■ The request ■
Examine the records and identify each line that includes the string "background". Copy those lines.

begin

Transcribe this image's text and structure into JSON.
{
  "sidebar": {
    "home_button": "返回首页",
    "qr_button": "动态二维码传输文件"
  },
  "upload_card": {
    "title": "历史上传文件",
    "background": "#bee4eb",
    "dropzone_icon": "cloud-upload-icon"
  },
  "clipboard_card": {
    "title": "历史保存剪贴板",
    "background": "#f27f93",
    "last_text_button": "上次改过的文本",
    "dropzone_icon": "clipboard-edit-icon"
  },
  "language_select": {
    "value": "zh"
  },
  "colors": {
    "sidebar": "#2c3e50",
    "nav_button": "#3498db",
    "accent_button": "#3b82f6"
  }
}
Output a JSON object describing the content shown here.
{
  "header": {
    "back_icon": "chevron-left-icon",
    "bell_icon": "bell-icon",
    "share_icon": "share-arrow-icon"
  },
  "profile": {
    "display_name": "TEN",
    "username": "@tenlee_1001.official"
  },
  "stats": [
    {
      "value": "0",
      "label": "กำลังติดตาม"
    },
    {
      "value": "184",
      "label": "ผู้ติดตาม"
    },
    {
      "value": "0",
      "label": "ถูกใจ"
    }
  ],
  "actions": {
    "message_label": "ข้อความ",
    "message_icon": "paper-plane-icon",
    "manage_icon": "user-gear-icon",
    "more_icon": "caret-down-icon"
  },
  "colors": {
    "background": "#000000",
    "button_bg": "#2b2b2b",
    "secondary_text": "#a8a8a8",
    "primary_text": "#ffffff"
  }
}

end
begin

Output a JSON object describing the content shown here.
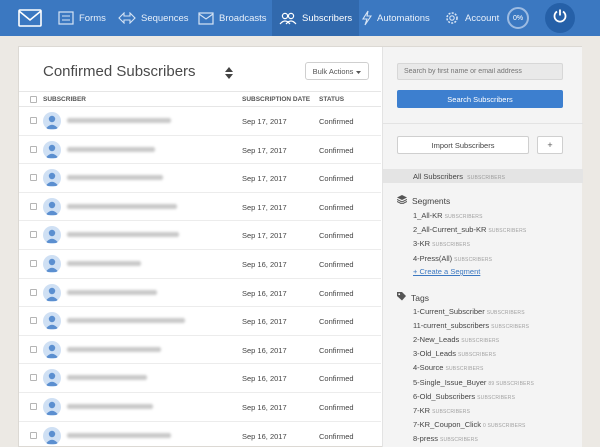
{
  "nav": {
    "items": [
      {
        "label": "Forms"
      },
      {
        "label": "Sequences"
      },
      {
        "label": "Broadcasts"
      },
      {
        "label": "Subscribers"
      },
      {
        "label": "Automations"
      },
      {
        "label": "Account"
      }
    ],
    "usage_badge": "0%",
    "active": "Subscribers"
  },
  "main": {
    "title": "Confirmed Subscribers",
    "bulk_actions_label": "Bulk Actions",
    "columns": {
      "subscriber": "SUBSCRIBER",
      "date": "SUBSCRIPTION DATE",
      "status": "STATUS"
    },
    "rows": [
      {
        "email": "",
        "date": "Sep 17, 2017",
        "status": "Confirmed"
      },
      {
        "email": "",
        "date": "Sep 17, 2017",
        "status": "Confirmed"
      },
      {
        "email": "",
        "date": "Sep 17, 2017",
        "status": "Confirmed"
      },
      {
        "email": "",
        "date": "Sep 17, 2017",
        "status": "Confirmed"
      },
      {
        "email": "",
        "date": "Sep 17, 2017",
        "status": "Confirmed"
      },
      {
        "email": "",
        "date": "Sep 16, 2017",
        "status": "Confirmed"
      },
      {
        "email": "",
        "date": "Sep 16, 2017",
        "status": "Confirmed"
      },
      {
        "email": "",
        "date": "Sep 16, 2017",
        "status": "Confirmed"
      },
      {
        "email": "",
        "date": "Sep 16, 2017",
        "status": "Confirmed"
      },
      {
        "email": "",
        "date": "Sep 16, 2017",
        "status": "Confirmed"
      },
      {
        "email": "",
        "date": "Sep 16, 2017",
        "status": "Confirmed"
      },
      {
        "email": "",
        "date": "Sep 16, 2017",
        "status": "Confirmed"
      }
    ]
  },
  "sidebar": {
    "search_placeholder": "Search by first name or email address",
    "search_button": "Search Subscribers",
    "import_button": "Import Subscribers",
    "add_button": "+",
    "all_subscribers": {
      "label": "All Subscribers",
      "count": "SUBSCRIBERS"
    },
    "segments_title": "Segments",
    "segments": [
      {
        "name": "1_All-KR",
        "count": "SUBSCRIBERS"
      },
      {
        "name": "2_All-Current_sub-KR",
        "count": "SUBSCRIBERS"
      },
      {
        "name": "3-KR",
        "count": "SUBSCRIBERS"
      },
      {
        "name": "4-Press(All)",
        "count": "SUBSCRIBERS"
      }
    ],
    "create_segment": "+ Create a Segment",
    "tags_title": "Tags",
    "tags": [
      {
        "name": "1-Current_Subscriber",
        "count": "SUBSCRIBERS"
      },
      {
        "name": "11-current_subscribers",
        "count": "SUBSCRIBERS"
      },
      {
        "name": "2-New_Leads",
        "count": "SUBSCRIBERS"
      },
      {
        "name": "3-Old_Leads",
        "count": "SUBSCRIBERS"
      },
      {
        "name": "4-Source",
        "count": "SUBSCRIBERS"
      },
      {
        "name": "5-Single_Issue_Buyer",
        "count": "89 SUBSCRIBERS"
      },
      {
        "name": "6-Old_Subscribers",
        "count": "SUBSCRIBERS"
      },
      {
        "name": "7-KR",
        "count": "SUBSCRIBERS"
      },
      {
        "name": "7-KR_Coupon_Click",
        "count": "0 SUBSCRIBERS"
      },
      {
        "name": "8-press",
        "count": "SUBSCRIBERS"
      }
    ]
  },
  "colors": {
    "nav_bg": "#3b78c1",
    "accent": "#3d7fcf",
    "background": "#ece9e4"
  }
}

end

■ Answer to this task ■
    "background": "#bee4eb",
    "background": "#f27f93",
    "background": "#000000",
    "background": "#ece9e4"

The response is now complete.